*What to work on*: Search the material and gather each line with "grid" in it.

*Data extract*:
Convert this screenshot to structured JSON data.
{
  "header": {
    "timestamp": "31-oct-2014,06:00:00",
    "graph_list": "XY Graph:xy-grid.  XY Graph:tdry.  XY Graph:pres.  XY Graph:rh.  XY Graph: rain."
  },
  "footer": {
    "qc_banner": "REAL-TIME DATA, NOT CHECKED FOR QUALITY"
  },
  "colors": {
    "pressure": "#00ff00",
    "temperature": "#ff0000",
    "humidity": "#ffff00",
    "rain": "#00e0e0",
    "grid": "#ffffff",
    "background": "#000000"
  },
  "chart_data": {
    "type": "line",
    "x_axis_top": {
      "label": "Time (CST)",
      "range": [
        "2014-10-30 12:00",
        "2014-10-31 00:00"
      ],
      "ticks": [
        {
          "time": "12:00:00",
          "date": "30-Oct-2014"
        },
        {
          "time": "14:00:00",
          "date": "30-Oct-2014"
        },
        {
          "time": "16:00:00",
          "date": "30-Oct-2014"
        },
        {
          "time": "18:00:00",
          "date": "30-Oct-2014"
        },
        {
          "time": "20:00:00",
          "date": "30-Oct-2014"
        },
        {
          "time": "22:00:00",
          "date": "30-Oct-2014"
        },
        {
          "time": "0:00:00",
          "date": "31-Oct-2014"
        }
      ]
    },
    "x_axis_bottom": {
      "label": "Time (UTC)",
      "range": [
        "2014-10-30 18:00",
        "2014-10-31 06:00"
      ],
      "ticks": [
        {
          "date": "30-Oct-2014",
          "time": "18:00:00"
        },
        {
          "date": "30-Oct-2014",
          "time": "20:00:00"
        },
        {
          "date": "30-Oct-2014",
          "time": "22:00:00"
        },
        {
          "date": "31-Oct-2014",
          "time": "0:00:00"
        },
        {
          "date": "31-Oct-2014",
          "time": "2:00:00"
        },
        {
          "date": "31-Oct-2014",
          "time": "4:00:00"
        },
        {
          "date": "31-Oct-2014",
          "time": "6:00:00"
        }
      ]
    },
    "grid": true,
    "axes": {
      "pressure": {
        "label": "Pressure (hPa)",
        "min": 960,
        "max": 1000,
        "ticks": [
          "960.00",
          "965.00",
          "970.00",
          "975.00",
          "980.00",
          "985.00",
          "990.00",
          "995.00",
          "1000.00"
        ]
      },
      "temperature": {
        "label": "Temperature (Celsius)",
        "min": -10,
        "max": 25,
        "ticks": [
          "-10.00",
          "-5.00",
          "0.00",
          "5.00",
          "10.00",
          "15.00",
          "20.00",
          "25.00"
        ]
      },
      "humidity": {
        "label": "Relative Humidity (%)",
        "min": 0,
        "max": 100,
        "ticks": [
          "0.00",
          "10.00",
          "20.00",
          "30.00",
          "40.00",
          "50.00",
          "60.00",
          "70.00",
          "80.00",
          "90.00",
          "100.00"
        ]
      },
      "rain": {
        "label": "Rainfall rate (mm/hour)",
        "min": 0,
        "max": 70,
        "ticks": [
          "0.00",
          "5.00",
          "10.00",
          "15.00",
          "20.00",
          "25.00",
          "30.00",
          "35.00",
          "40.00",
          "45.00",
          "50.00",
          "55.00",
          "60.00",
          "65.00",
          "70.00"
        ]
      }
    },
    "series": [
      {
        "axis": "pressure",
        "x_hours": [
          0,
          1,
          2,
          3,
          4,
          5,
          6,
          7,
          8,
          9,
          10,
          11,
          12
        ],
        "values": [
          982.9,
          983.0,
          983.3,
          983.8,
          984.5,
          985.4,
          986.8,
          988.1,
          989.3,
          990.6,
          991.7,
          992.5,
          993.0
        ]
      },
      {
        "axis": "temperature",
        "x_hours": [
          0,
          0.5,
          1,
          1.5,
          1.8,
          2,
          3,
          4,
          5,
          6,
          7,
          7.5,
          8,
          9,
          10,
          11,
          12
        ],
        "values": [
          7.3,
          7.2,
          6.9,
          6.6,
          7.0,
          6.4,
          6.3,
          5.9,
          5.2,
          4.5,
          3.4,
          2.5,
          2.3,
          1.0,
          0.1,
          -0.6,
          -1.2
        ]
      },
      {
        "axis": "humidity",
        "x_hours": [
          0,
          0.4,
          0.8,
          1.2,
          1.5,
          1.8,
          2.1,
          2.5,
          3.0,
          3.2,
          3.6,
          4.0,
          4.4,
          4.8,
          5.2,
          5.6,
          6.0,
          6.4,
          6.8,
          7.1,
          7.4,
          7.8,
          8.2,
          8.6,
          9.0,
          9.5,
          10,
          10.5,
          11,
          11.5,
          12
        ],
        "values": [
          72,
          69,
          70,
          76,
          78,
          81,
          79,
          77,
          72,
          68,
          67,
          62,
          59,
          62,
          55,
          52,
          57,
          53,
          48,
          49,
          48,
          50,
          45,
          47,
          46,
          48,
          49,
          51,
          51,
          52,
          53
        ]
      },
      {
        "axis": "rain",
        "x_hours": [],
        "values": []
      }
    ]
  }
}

* * *

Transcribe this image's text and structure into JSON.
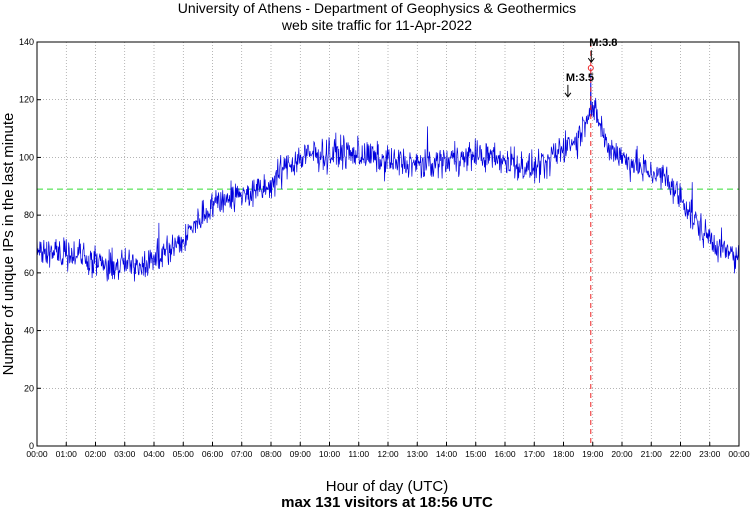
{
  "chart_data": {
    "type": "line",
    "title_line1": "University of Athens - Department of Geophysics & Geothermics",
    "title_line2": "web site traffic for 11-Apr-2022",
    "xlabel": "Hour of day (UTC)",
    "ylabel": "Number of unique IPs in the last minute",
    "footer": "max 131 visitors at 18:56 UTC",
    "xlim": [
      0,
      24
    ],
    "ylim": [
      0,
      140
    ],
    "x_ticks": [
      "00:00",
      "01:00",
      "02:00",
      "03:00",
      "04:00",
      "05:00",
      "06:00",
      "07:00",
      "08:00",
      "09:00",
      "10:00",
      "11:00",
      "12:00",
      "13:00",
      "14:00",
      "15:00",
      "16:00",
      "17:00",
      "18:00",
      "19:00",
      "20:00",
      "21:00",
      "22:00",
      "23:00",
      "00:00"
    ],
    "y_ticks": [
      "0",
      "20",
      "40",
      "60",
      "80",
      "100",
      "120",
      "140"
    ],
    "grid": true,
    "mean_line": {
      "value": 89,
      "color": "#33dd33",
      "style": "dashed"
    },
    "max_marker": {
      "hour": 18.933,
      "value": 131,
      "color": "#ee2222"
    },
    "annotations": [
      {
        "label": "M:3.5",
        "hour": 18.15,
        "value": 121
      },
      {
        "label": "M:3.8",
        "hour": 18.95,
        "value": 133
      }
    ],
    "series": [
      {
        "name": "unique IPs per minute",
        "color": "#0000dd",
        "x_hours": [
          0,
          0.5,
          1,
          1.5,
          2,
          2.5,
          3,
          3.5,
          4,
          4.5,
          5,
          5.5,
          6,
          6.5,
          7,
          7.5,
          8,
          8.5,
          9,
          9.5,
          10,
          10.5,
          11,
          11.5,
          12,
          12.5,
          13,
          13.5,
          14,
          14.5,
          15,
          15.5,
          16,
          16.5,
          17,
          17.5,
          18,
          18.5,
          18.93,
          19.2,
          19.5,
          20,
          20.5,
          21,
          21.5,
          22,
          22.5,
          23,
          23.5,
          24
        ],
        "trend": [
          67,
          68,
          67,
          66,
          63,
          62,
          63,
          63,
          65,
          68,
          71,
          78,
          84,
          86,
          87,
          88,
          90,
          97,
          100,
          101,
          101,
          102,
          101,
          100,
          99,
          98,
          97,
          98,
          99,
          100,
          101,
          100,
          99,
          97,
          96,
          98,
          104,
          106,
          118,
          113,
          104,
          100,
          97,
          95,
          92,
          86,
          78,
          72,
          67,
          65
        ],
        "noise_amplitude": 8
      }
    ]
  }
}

*Answer below*:
    "graph_list": "XY Graph:xy-grid.  XY Graph:tdry.  XY Graph:pres.  XY Graph:rh.  XY Graph: rain."
    "grid": "#ffffff",
    "grid": true,
    "grid": true,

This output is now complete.